Misbehaving
VIP Member
Excellent post @missmickey and I agree with every word. The problem is because Nadia defines herself by her physicality and also her fertility, and sense of feminine abundance,(coughs) regularly spouting off on such issues as (we know) giving birth, and the menopause or body inclusivity etc etc.Ronaldo & Georgina's Devastating Loss Gets Nadia to Emotionally Open Up About Her Miscarriages | LW - YouTube
Time stamp 2:05
I'm surprised that Nadia Sawalha is so surprised that football supporters - MEN - can empathise with stillbirth.Despite the fact that Kaye introduces LW Sunetra as a massive Liverpool fan. I'm surprised because Nadia Sawalha has been happily married
to the most empathetic of new men for twenty years now.
In short, Mark Adderley is a man who understands the female condition inside out, so long as the sl*t isn't wearing red lipstick.
- A man who is forever referencing his lesbian feminist mother, in the moments he's not blaming her for his considerable ongoing failings.
- A man who is forever perched at his keyboard primed to defend his daughters' stripping online, having armed them up with zero qualifications.
- A man who is ready and available at the drop of a hat to take the wife's credit card to Sainsburys to stock up on tampons.
- A man whose eyes glaze over at the very mention of HRT.
Nadia Sawalha, along with her dated opinions around gender and childbirth (and everything else), needs to be taken off the TV. Judy Love took the right tone in this segment, whilst Nadia repeated her foetus in the freezer story. Again.![]()
She has now become the default pundit on all things related to women!
Not because she's particularly knowledgeable but because she's the most vocal!
This is tedious beyond belief, just because that's how she defines herself doesn't mean I want to relate to the constant over sharing, and lack of boundaries and TMI!
It just makes LW look so redundant, and desperate!
Also another point that (you so eloquently brought up) is her overriding need to always (in Nadia's mind) be seen to be inclusive!
I'm really getting sick of this term, using it actually invalidates people's experiences imo, that's because if anyone feels the need to constantly try to be inclusive, then as far as I'm concerned they are not practicing that in real life!
In other words it's a buzzword for fascists! You don't need to bend over backwards to make a show of including others, if you actually do that in real life!
So her immediate reference to men, just comes across as disengenous...you just know by men she means Mark! How does it make men (Mark) feel?
Well if you have any empathy you don't even need to ask those questions? (It's patronising)
Newsflash men have feelings too! Wow who knew right? Losing a baby is gut wrenching, I know it's happened to me four times....and when it happened (sorry not sorry) but my first reference point was not gee I wonder how my husband is feeling right now
Losing a baby is very visceral and devastating and yes (as they are so rightly reminding us) we need to have that conversation!

- - -

§ WORK INSTRUCTIONS
1) In the forum post, how long does the writer say Nadia Sawalha has been married?
2) Explain why the writer of the forum post says that using the term "inclusive" invalidates people's experiences.
The rows that come next are separate material and unrelated to the forum post.

- - -

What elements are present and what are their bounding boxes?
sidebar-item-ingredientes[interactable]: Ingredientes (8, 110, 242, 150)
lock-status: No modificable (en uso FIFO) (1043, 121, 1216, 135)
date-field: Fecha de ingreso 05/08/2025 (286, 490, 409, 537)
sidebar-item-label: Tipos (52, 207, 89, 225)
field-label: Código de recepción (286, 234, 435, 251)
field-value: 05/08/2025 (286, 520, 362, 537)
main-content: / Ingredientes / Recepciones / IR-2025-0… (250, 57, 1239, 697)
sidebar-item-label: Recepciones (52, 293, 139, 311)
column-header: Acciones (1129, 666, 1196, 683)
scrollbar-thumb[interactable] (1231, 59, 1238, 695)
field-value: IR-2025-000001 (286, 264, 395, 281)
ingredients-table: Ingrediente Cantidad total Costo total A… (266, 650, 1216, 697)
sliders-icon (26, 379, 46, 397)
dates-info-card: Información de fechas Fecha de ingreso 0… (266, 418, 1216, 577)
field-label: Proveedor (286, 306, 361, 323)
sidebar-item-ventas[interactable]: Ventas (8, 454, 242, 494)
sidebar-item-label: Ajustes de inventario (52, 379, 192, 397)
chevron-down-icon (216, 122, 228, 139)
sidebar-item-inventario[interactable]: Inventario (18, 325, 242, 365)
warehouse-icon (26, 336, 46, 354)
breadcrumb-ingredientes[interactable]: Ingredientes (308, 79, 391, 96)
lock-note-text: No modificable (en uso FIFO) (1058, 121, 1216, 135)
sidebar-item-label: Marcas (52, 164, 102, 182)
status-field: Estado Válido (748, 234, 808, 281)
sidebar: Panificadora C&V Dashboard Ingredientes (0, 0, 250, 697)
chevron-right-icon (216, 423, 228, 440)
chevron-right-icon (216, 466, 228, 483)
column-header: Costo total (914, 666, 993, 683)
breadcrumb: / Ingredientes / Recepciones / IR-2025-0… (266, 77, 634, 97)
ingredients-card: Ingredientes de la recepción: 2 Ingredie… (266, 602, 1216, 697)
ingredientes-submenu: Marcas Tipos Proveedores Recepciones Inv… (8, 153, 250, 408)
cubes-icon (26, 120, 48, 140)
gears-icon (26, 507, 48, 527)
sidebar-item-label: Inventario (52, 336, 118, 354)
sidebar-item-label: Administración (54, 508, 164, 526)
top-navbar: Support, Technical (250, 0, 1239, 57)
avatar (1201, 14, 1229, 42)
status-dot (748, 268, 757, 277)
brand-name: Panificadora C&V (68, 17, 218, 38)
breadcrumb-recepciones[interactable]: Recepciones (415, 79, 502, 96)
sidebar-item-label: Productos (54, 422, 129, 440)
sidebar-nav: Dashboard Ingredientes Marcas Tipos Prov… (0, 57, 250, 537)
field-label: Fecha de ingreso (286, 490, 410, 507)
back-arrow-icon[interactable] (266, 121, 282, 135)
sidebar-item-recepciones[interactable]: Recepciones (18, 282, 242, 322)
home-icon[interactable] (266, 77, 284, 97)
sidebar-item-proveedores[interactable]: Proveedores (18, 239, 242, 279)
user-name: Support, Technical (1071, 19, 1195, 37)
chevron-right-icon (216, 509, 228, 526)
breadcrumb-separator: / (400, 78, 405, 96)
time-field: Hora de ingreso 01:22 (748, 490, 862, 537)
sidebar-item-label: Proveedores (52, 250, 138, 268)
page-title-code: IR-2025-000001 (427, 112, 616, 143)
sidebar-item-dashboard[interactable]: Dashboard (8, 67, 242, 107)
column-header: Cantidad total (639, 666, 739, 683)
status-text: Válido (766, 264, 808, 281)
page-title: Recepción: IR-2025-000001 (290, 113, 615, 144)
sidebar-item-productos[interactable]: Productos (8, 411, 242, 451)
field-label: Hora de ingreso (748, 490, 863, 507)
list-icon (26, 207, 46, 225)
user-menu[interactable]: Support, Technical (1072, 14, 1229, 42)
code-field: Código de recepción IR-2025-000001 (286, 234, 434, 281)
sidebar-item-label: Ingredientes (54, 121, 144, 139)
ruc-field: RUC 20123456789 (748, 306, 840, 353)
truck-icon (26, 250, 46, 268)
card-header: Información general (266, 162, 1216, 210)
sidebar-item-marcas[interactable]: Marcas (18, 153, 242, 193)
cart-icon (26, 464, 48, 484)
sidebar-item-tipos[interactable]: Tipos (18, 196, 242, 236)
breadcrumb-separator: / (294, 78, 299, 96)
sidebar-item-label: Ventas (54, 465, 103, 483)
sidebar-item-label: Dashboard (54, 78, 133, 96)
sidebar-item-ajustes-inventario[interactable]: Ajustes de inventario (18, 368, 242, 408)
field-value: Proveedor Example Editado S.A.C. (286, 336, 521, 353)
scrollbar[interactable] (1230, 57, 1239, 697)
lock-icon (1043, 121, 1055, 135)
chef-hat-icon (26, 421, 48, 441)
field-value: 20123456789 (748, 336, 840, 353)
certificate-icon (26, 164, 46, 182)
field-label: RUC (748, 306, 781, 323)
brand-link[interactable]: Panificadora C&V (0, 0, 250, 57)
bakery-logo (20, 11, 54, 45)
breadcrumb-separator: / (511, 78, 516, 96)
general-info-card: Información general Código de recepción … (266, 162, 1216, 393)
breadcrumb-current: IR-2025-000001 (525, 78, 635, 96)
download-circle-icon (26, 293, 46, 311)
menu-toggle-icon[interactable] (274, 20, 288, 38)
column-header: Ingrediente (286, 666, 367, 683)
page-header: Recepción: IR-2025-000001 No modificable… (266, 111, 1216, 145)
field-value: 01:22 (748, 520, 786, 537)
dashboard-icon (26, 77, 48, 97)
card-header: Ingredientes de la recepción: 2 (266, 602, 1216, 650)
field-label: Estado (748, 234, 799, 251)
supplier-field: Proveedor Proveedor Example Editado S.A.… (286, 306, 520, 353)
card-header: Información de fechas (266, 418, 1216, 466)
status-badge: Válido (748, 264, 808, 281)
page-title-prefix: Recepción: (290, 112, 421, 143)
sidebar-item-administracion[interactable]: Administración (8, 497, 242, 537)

- - -

§ EXERCISE ANSWERS
1) She has been married for twenty years.

2) The writer argues that anyone who feels the need to constantly try to be inclusive is not practicing inclusion in real life. People who actually include others do not need to bend over backwards to make a show of it.